EXERCISE GOAL:
Transcribe the whole listing without a single picture.

EXTRACTED ENTRIES:
******
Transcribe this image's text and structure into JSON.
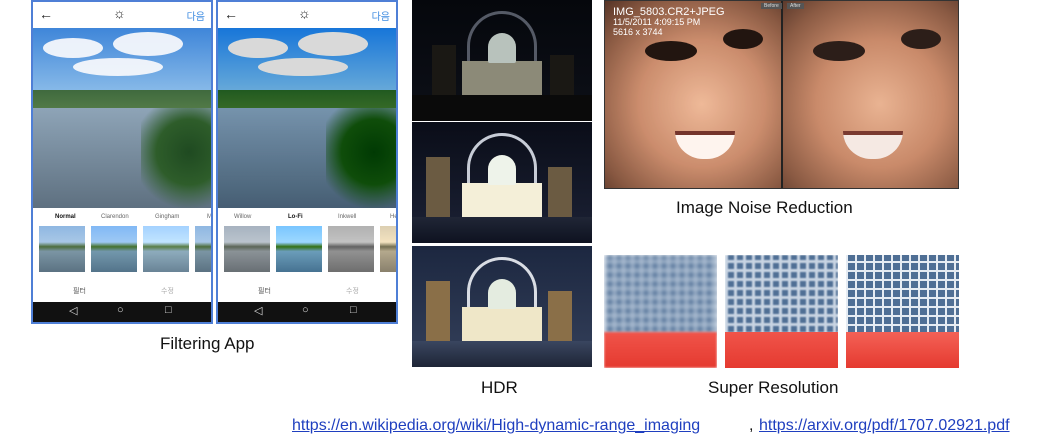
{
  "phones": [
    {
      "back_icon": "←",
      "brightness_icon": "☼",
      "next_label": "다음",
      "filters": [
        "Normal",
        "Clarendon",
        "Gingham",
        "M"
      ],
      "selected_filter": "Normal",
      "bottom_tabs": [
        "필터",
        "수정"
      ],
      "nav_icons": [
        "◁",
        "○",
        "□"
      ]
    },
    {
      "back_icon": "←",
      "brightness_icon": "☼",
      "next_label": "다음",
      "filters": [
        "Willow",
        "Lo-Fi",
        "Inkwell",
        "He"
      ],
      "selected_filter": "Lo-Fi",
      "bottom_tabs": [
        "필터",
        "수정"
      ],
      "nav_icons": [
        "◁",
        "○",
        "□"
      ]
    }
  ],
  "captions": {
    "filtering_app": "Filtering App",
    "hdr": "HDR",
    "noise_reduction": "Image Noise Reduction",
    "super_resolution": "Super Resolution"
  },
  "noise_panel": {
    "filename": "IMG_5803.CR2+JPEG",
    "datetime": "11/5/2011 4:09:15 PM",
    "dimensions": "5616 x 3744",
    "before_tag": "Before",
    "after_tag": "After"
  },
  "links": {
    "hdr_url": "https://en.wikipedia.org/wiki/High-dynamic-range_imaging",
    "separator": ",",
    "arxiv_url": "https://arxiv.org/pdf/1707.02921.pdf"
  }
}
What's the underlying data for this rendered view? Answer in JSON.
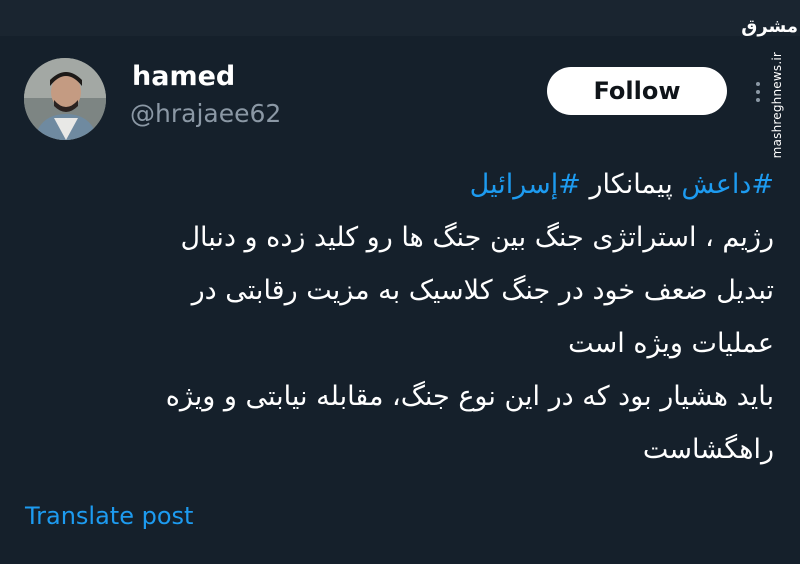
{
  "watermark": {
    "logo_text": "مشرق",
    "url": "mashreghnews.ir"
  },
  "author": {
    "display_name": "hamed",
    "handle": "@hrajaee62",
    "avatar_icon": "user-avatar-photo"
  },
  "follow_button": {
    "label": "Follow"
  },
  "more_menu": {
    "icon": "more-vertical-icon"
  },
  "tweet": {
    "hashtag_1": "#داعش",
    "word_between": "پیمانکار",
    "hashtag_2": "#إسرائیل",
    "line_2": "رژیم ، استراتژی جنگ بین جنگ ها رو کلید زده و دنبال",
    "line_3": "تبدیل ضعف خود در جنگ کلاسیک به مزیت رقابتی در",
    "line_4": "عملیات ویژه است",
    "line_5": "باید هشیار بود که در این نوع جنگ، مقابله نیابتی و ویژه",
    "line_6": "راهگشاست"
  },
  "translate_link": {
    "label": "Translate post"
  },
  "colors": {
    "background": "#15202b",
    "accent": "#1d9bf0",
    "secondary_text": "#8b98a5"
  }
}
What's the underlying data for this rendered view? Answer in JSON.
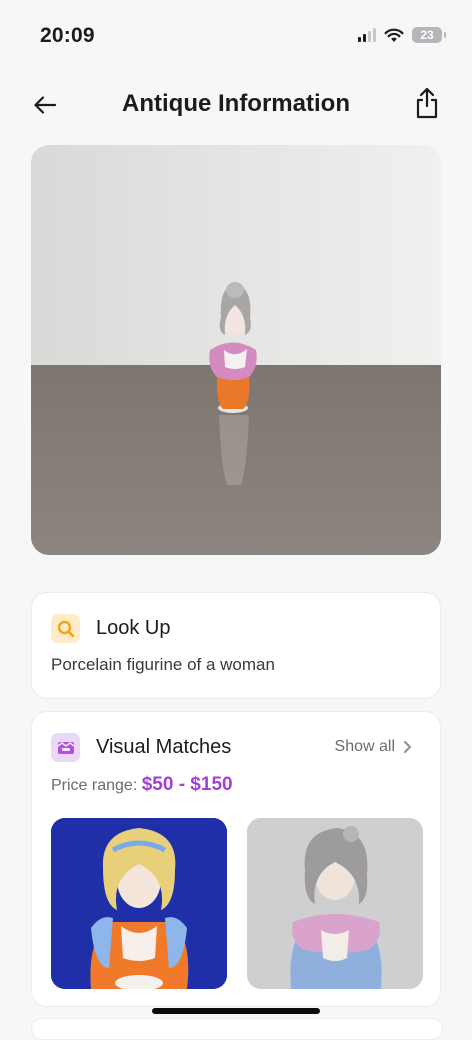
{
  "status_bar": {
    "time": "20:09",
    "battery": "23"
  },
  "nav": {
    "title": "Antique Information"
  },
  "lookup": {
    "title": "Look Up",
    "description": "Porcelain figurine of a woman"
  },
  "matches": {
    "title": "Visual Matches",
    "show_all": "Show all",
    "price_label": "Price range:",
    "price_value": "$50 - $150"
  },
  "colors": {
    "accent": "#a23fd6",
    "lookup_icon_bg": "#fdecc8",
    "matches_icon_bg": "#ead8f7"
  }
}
******
FINISHED TASK:
Transcribe this image's text and structure into JSON.
{
  "phones": [
    {
      "back_icon": "←",
      "brightness_icon": "☼",
      "next_label": "다음",
      "filters": [
        "Normal",
        "Clarendon",
        "Gingham",
        "M"
      ],
      "selected_filter": "Normal",
      "bottom_tabs": [
        "필터",
        "수정"
      ],
      "nav_icons": [
        "◁",
        "○",
        "□"
      ]
    },
    {
      "back_icon": "←",
      "brightness_icon": "☼",
      "next_label": "다음",
      "filters": [
        "Willow",
        "Lo-Fi",
        "Inkwell",
        "He"
      ],
      "selected_filter": "Lo-Fi",
      "bottom_tabs": [
        "필터",
        "수정"
      ],
      "nav_icons": [
        "◁",
        "○",
        "□"
      ]
    }
  ],
  "captions": {
    "filtering_app": "Filtering App",
    "hdr": "HDR",
    "noise_reduction": "Image Noise Reduction",
    "super_resolution": "Super Resolution"
  },
  "noise_panel": {
    "filename": "IMG_5803.CR2+JPEG",
    "datetime": "11/5/2011 4:09:15 PM",
    "dimensions": "5616 x 3744",
    "before_tag": "Before",
    "after_tag": "After"
  },
  "links": {
    "hdr_url": "https://en.wikipedia.org/wiki/High-dynamic-range_imaging",
    "separator": ",",
    "arxiv_url": "https://arxiv.org/pdf/1707.02921.pdf"
  }
}
What's the underlying data for this rendered view? Answer in JSON.
{
  "watermark": {
    "logo_text": "مشرق",
    "url": "mashreghnews.ir"
  },
  "author": {
    "display_name": "hamed",
    "handle": "@hrajaee62",
    "avatar_icon": "user-avatar-photo"
  },
  "follow_button": {
    "label": "Follow"
  },
  "more_menu": {
    "icon": "more-vertical-icon"
  },
  "tweet": {
    "hashtag_1": "#داعش",
    "word_between": "پیمانکار",
    "hashtag_2": "#إسرائیل",
    "line_2": "رژیم ، استراتژی جنگ بین جنگ ها رو کلید زده و دنبال",
    "line_3": "تبدیل ضعف خود در جنگ کلاسیک به مزیت رقابتی در",
    "line_4": "عملیات ویژه است",
    "line_5": "باید هشیار بود که در این نوع جنگ، مقابله نیابتی و ویژه",
    "line_6": "راهگشاست"
  },
  "translate_link": {
    "label": "Translate post"
  },
  "colors": {
    "background": "#15202b",
    "accent": "#1d9bf0",
    "secondary_text": "#8b98a5"
  }
}
What's the underlying data for this rendered view? Answer in JSON.
{
  "status_bar": {
    "time": "20:09",
    "battery": "23"
  },
  "nav": {
    "title": "Antique Information"
  },
  "lookup": {
    "title": "Look Up",
    "description": "Porcelain figurine of a woman"
  },
  "matches": {
    "title": "Visual Matches",
    "show_all": "Show all",
    "price_label": "Price range:",
    "price_value": "$50 - $150"
  },
  "colors": {
    "accent": "#a23fd6",
    "lookup_icon_bg": "#fdecc8",
    "matches_icon_bg": "#ead8f7"
  }
}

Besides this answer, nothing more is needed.